■ **Stated goal**
Arrange the lines below as a JSON list of strings, one string per line, skipping blank lines and leaving out the pictures.

------ Source material

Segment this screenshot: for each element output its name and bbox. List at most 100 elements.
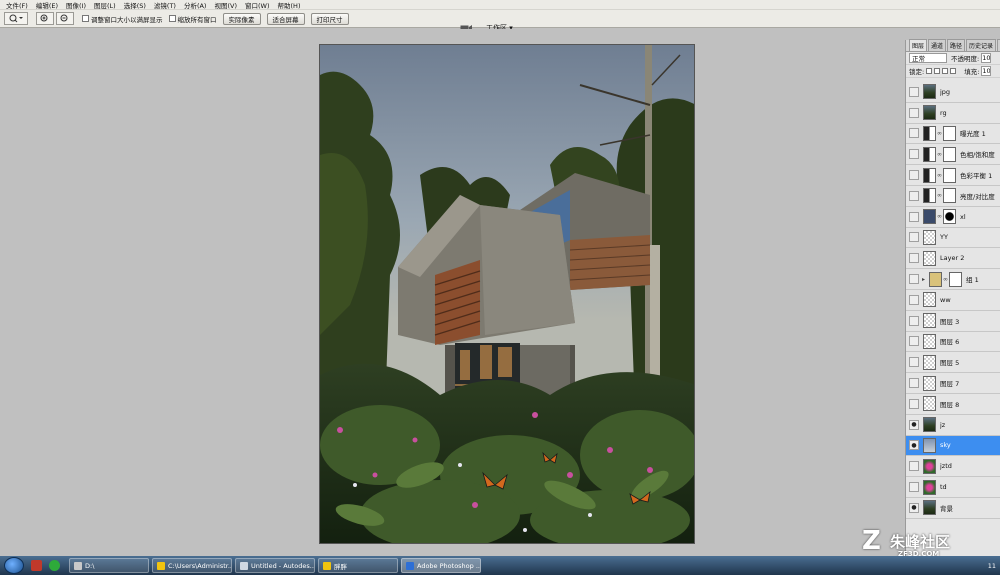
layer-row[interactable]: ∞ 曝光度 1 — [906, 124, 1000, 145]
eye-icon[interactable]: ● — [909, 419, 919, 430]
eye-icon[interactable]: ● — [909, 502, 919, 513]
layer-row[interactable]: ● 背景 — [906, 498, 1000, 519]
layer-row[interactable]: jztd — [906, 456, 1000, 478]
checkbox-box[interactable] — [168, 15, 176, 22]
layer-row[interactable]: jpg — [906, 82, 1000, 103]
menu-item[interactable]: 图像(I) — [62, 0, 90, 10]
eye-icon[interactable] — [909, 190, 919, 201]
eye-icon[interactable]: ● — [909, 440, 919, 451]
layer-name: 图层 3 — [940, 317, 960, 326]
eye-icon[interactable] — [909, 357, 919, 368]
menu-item[interactable]: 帮助(H) — [274, 0, 305, 10]
panel-tab[interactable]: 通道 — [928, 39, 947, 51]
eye-icon[interactable] — [909, 86, 919, 97]
menu-item[interactable]: 文件(F) — [2, 0, 32, 10]
layer-row[interactable]: Layer 2 — [906, 248, 1000, 270]
layer-row[interactable]: ● sky — [906, 435, 1000, 457]
print-size-button[interactable]: 打印尺寸 — [310, 12, 349, 25]
layer-mask-thumbnail[interactable] — [943, 146, 956, 162]
layer-row[interactable]: ∞ 亮度/对比度 — [906, 186, 1000, 207]
menu-item[interactable]: 图层(L) — [90, 0, 120, 10]
layer-row[interactable]: 图层 8 — [906, 394, 1000, 415]
layer-thumbnail — [923, 333, 936, 349]
eye-icon[interactable] — [909, 482, 919, 493]
layer-row[interactable]: YY — [906, 228, 1000, 249]
menu-item[interactable]: 滤镜(T) — [150, 0, 180, 10]
link-icon[interactable]: ∞ — [937, 213, 942, 220]
panel-tab[interactable]: 历史记录 — [966, 39, 997, 51]
layer-row[interactable]: ∞ 色彩平衡 1 — [906, 165, 1000, 186]
link-icon[interactable]: ∞ — [937, 130, 942, 137]
actual-pixels-button[interactable]: 实际像素 — [222, 12, 261, 25]
layer-row[interactable]: ∞ 色相/饱和度 — [906, 144, 1000, 166]
zoom-all-windows-checkbox[interactable]: 缩放所有窗口 — [168, 14, 217, 24]
link-icon[interactable]: ∞ — [937, 151, 942, 158]
eye-icon[interactable] — [909, 107, 919, 118]
start-button[interactable] — [4, 557, 24, 574]
layer-row[interactable]: ● jz — [906, 415, 1000, 436]
layer-row[interactable]: ▸ ∞ 组 1 — [906, 269, 1000, 290]
link-icon[interactable]: ∞ — [943, 276, 948, 283]
menu-item[interactable]: 编辑(E) — [32, 0, 62, 10]
eye-icon[interactable] — [909, 378, 919, 389]
eye-icon[interactable] — [909, 274, 919, 285]
layer-row[interactable]: 图层 7 — [906, 373, 1000, 394]
quicklaunch-browser-icon[interactable] — [49, 560, 60, 571]
lock-all-icon[interactable] — [950, 68, 957, 74]
taskbar-button[interactable]: Untitled - Autodes... — [235, 558, 315, 573]
opacity-input[interactable]: 100 — [981, 53, 992, 63]
document-canvas[interactable] — [319, 44, 695, 544]
menu-item[interactable]: 窗口(W) — [241, 0, 274, 10]
layer-thumbnail — [923, 313, 936, 329]
eye-icon[interactable] — [909, 398, 919, 409]
resize-windows-checkbox[interactable]: 调整窗口大小以满屏显示 — [82, 14, 163, 24]
menu-item[interactable]: 选择(S) — [120, 0, 150, 10]
eye-icon[interactable] — [909, 128, 919, 139]
layer-row[interactable]: ww — [906, 290, 1000, 311]
lock-transparency-icon[interactable] — [926, 68, 933, 74]
eye-icon[interactable] — [909, 315, 919, 326]
menu-item[interactable]: 分析(A) — [180, 0, 211, 10]
fit-screen-button[interactable]: 适合屏幕 — [266, 12, 305, 25]
layer-row[interactable]: rg — [906, 103, 1000, 124]
layer-name: 色相/饱和度 — [960, 151, 995, 160]
layer-row[interactable]: 图层 3 — [906, 311, 1000, 332]
layer-row[interactable]: ∞ xl — [906, 207, 1000, 228]
eye-icon[interactable] — [909, 294, 919, 305]
panel-tab[interactable]: 路径 — [947, 39, 966, 51]
lock-position-icon[interactable] — [942, 68, 949, 74]
eye-icon[interactable] — [909, 253, 919, 264]
eye-icon[interactable] — [909, 170, 919, 181]
menu-item[interactable]: 视图(V) — [210, 0, 241, 10]
tool-preset-picker[interactable] — [4, 12, 28, 25]
layer-mask-thumbnail[interactable] — [943, 209, 956, 225]
link-icon[interactable]: ∞ — [937, 192, 942, 199]
layer-mask-thumbnail[interactable] — [943, 125, 956, 141]
quicklaunch-app-icon[interactable] — [31, 560, 42, 571]
taskbar-button[interactable]: C:\Users\Administr... — [152, 558, 232, 573]
group-expand-icon[interactable]: ▸ — [922, 276, 925, 283]
checkbox-box[interactable] — [82, 15, 89, 22]
layer-row[interactable]: td — [906, 477, 1000, 498]
layer-mask-thumbnail[interactable] — [943, 167, 956, 183]
taskbar-button[interactable]: D:\ — [69, 558, 149, 573]
layer-mask-thumbnail[interactable] — [949, 271, 963, 287]
eye-icon[interactable] — [909, 232, 919, 243]
blend-mode-select[interactable]: 正常 — [909, 53, 947, 63]
zoom-in-icon[interactable] — [36, 12, 54, 25]
eye-icon[interactable] — [909, 149, 919, 160]
eye-icon[interactable] — [909, 461, 919, 472]
layer-name: td — [940, 483, 947, 492]
layer-mask-thumbnail[interactable] — [943, 188, 956, 204]
layer-row[interactable]: 图层 5 — [906, 352, 1000, 374]
lock-image-icon[interactable] — [934, 68, 941, 74]
eye-icon[interactable] — [909, 336, 919, 347]
link-icon[interactable]: ∞ — [937, 172, 942, 179]
zoom-out-icon[interactable] — [56, 12, 74, 25]
layer-row[interactable]: 图层 6 — [906, 332, 1000, 353]
fill-input[interactable]: 100 — [981, 66, 992, 76]
eye-icon[interactable] — [909, 211, 919, 222]
panel-tab[interactable]: 图层 — [909, 39, 928, 51]
taskbar-button[interactable]: 胖胖 — [318, 558, 398, 573]
taskbar-button[interactable]: Adobe Photoshop ... — [401, 558, 481, 573]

------------

■ **Response to this exercise**
[
  "Segment this screenshot: for each element output its name and bbox. List at most 100 elements.",
  "layer-row[interactable]: ∞ 曝光度 1 — [906, 124, 1000, 145]",
  "eye-icon[interactable]: ● — [909, 419, 919, 430]",
  "eye-icon[interactable]: ● — [909, 502, 919, 513]",
  "layer-row[interactable]: ● 背景 — [906, 498, 1000, 519]",
  "layer-row[interactable]: jztd — [906, 456, 1000, 478]",
  "checkbox-box[interactable] — [168, 15, 176, 22]",
  "layer-row[interactable]: jpg — [906, 82, 1000, 103]",
  "menu-item[interactable]: 图像(I) — [62, 0, 90, 10]",
  "eye-icon[interactable] — [909, 190, 919, 201]",
  "eye-icon[interactable]: ● — [909, 440, 919, 451]",
  "layer-name: 图层 3 — [940, 317, 960, 326]",
  "eye-icon[interactable] — [909, 357, 919, 368]",
  "menu-item[interactable]: 帮助(H) — [274, 0, 305, 10]",
  "panel-tab[interactable]: 通道 — [928, 39, 947, 51]",
  "eye-icon[interactable] — [909, 86, 919, 97]",
  "menu-item[interactable]: 文件(F) — [2, 0, 32, 10]",
  "layer-row[interactable]: Layer 2 — [906, 248, 1000, 270]",
  "layer-row[interactable]: ● sky — [906, 435, 1000, 457]",
  "print-size-button[interactable]: 打印尺寸 — [310, 12, 349, 25]",
  "layer-mask-thumbnail[interactable] — [943, 146, 956, 162]",
  "layer-row[interactable]: ∞ 亮度/对比度 — [906, 186, 1000, 207]",
  "menu-item[interactable]: 图层(L) — [90, 0, 120, 10]",
  "layer-row[interactable]: 图层 8 — [906, 394, 1000, 415]",
  "layer-thumbnail — [923, 333, 936, 349]",
  "eye-icon[interactable] — [909, 482, 919, 493]",
  "layer-row[interactable]: YY — [906, 228, 1000, 249]",
  "menu-item[interactable]: 滤镜(T) — [150, 0, 180, 10]",
  "link-icon[interactable]: ∞ — [937, 213, 942, 220]",
  "panel-tab[interactable]: 历史记录 — [966, 39, 997, 51]",
  "layer-row[interactable]: ∞ 色彩平衡 1 — [906, 165, 1000, 186]",
  "link-icon[interactable]: ∞ — [937, 130, 942, 137]",
  "actual-pixels-button[interactable]: 实际像素 — [222, 12, 261, 25]",
  "layer-row[interactable]: ∞ 色相/饱和度 — [906, 144, 1000, 166]",
  "zoom-all-windows-checkbox[interactable]: 缩放所有窗口 — [168, 14, 217, 24]",
  "link-icon[interactable]: ∞ — [937, 151, 942, 158]",
  "eye-icon[interactable] — [909, 107, 919, 118]",
  "start-button[interactable] — [4, 557, 24, 574]",
  "layer-row[interactable]: ● jz — [906, 415, 1000, 436]",
  "layer-row[interactable]: ▸ ∞ 组 1 — [906, 269, 1000, 290]",
  "link-icon[interactable]: ∞ — [943, 276, 948, 283]",
  "menu-item[interactable]: 编辑(E) — [32, 0, 62, 10]",
  "eye-icon[interactable] — [909, 378, 919, 389]",
  "eye-icon[interactable] — [909, 274, 919, 285]",
  "layer-row[interactable]: 图层 7 — [906, 373, 1000, 394]",
  "quicklaunch-browser-icon[interactable] — [49, 560, 60, 571]",
  "lock-all-icon[interactable] — [950, 68, 957, 74]",
  "taskbar-button[interactable]: Untitled - Autodes... — [235, 558, 315, 573]",
  "opacity-input[interactable]: 100 — [981, 53, 992, 63]",
  "document-canvas[interactable] — [319, 44, 695, 544]",
  "menu-item[interactable]: 窗口(W) — [241, 0, 274, 10]",
  "layer-thumbnail — [923, 313, 936, 329]",
  "eye-icon[interactable] — [909, 398, 919, 409]",
  "resize-windows-checkbox[interactable]: 调整窗口大小以满屏显示 — [82, 14, 163, 24]",
  "menu-item[interactable]: 选择(S) — [120, 0, 150, 10]",
  "eye-icon[interactable] — [909, 128, 919, 139]",
  "layer-row[interactable]: ww — [906, 290, 1000, 311]",
  "lock-transparency-icon[interactable] — [926, 68, 933, 74]",
  "eye-icon[interactable] — [909, 315, 919, 326]",
  "menu-item[interactable]: 分析(A) — [180, 0, 211, 10]",
  "fit-screen-button[interactable]: 适合屏幕 — [266, 12, 305, 25]",
  "layer-row[interactable]: rg — [906, 103, 1000, 124]",
  "layer-name: 色相/饱和度 — [960, 151, 995, 160]",
  "layer-row[interactable]: 图层 3 — [906, 311, 1000, 332]",
  "layer-row[interactable]: ∞ xl — [906, 207, 1000, 228]",
  "eye-icon[interactable] — [909, 294, 919, 305]",
  "panel-tab[interactable]: 路径 — [947, 39, 966, 51]",
  "lock-position-icon[interactable] — [942, 68, 949, 74]",
  "eye-icon[interactable] — [909, 253, 919, 264]",
  "eye-icon[interactable] — [909, 170, 919, 181]",
  "menu-item[interactable]: 视图(V) — [210, 0, 241, 10]",
  "tool-preset-picker[interactable] — [4, 12, 28, 25]",
  "layer-mask-thumbnail[interactable] — [943, 209, 956, 225]",
  "link-icon[interactable]: ∞ — [937, 192, 942, 199]",
  "layer-mask-thumbnail[interactable] — [943, 125, 956, 141]",
  "quicklaunch-app-icon[interactable] — [31, 560, 42, 571]",
  "taskbar-button[interactable]: C:\\Users\\Administr... — [152, 558, 232, 573]",
  "group-expand-icon[interactable]: ▸ — [922, 276, 925, 283]",
  "checkbox-box[interactable] — [82, 15, 89, 22]",
  "layer-row[interactable]: td — [906, 477, 1000, 498]",
  "layer-mask-thumbnail[interactable] — [943, 167, 956, 183]",
  "taskbar-button[interactable]: D:\\ — [69, 558, 149, 573]",
  "layer-mask-thumbnail[interactable] — [949, 271, 963, 287]",
  "eye-icon[interactable] — [909, 232, 919, 243]",
  "blend-mode-select[interactable]: 正常 — [909, 53, 947, 63]",
  "zoom-in-icon[interactable] — [36, 12, 54, 25]",
  "eye-icon[interactable] — [909, 149, 919, 160]",
  "eye-icon[interactable] — [909, 461, 919, 472]",
  "layer-name: td — [940, 483, 947, 492]",
  "layer-mask-thumbnail[interactable] — [943, 188, 956, 204]",
  "layer-row[interactable]: 图层 5 — [906, 352, 1000, 374]",
  "lock-image-icon[interactable] — [934, 68, 941, 74]",
  "eye-icon[interactable] — [909, 336, 919, 347]",
  "link-icon[interactable]: ∞ — [937, 172, 942, 179]",
  "zoom-out-icon[interactable] — [56, 12, 74, 25]",
  "layer-row[interactable]: 图层 6 — [906, 332, 1000, 353]",
  "fill-input[interactable]: 100 — [981, 66, 992, 76]",
  "eye-icon[interactable] — [909, 211, 919, 222]",
  "panel-tab[interactable]: 图层 — [909, 39, 928, 51]",
  "taskbar-button[interactable]: 胖胖 — [318, 558, 398, 573]",
  "taskbar-button[interactable]: Adobe Photoshop ... — [401, 558, 481, 573]"
]